## start TASK MATERIAL
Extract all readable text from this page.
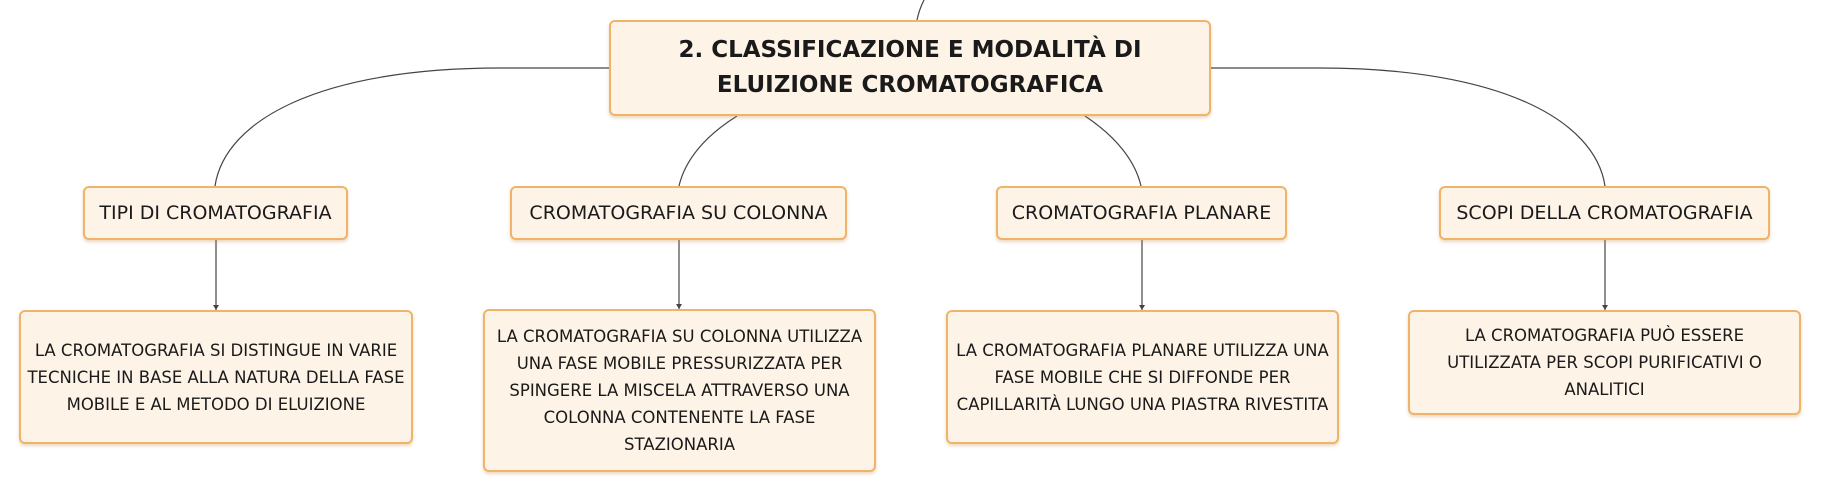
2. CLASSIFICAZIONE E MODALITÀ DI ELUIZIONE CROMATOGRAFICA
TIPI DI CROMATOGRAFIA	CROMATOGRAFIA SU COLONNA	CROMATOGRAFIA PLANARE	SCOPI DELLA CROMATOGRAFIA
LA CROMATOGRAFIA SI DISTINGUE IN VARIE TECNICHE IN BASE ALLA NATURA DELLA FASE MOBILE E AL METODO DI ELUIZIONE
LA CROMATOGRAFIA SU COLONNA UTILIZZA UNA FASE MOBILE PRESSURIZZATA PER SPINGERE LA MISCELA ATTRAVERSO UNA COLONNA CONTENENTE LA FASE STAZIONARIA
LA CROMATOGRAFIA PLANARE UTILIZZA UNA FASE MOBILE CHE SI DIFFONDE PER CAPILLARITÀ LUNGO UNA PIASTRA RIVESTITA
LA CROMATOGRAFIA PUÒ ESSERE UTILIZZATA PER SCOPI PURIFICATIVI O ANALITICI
## end TASK MATERIAL
## start TASK MATERIAL
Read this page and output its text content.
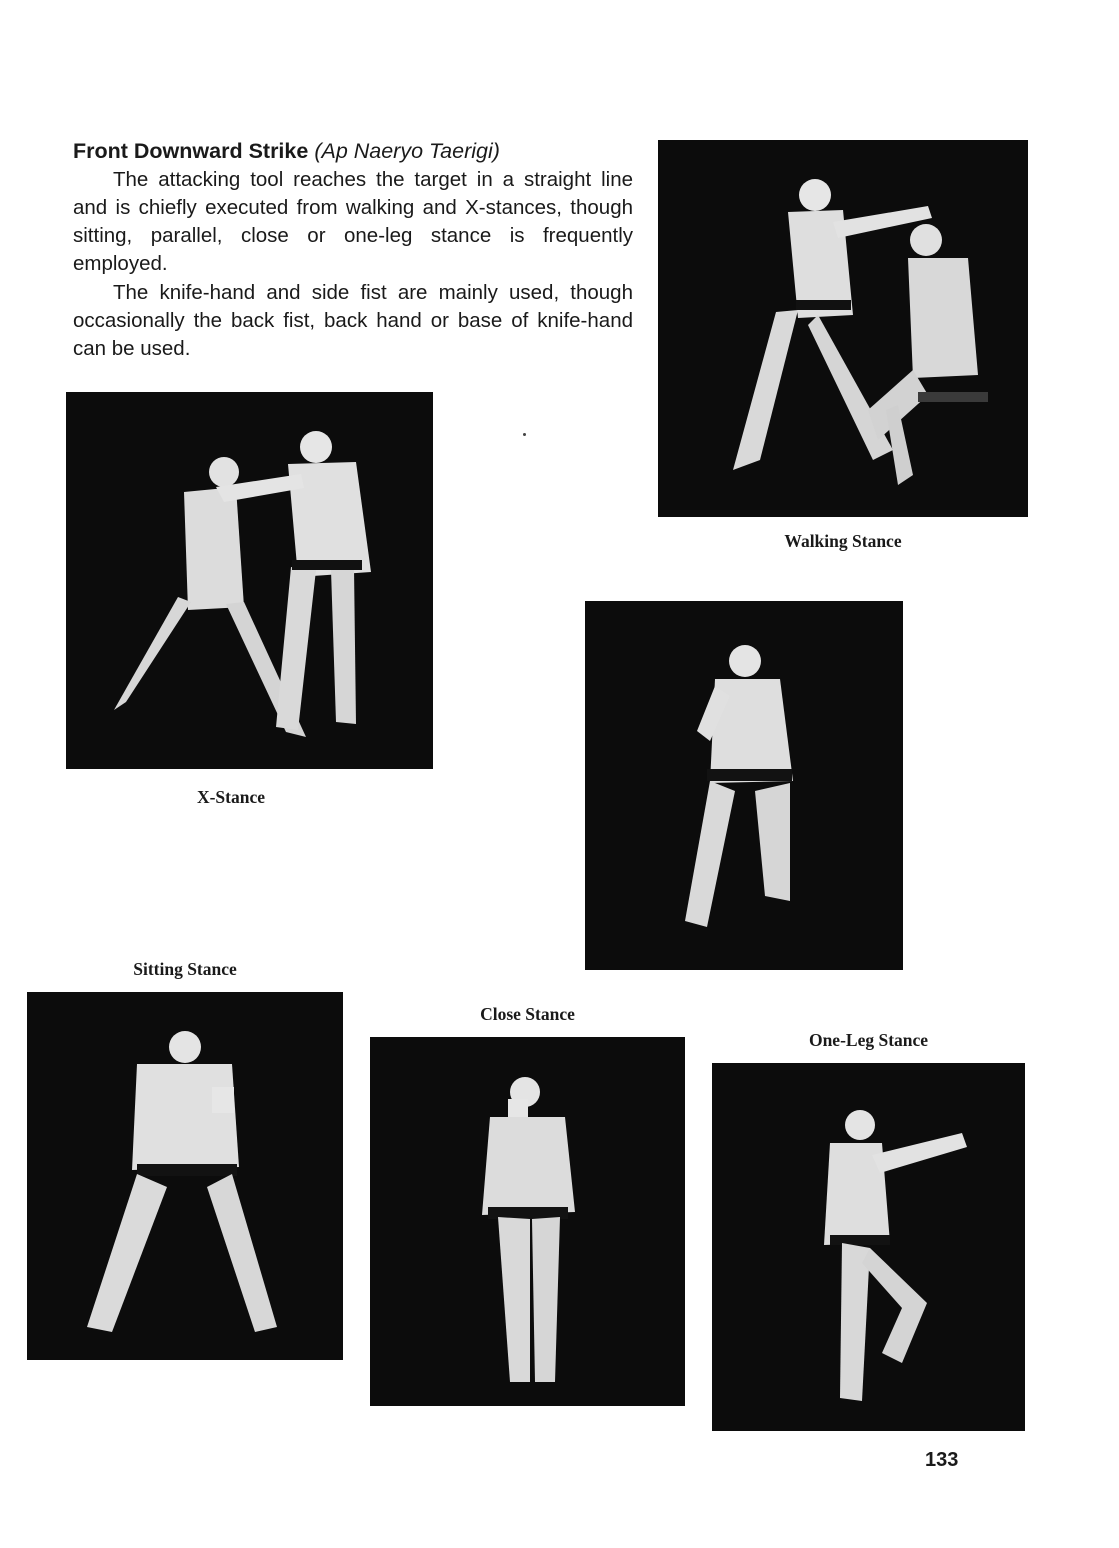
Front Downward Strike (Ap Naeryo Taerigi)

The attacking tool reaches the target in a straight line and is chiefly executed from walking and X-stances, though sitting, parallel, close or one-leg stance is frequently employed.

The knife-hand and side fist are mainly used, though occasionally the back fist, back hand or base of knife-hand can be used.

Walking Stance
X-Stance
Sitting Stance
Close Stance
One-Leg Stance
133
## end TASK MATERIAL
Each line that holds the word "CROMATOGRAFIA" is to be copied.

TIPI DI CROMATOGRAFIA	CROMATOGRAFIA SU COLONNA	CROMATOGRAFIA PLANARE	SCOPI DELLA CROMATOGRAFIA
LA CROMATOGRAFIA SI DISTINGUE IN VARIE TECNICHE IN BASE ALLA NATURA DELLA FASE MOBILE E AL METODO DI ELUIZIONE
LA CROMATOGRAFIA SU COLONNA UTILIZZA UNA FASE MOBILE PRESSURIZZATA PER SPINGERE LA MISCELA ATTRAVERSO UNA COLONNA CONTENENTE LA FASE STAZIONARIA
LA CROMATOGRAFIA PLANARE UTILIZZA UNA FASE MOBILE CHE SI DIFFONDE PER CAPILLARITÀ LUNGO UNA PIASTRA RIVESTITA
LA CROMATOGRAFIA PUÒ ESSERE UTILIZZATA PER SCOPI PURIFICATIVI O ANALITICI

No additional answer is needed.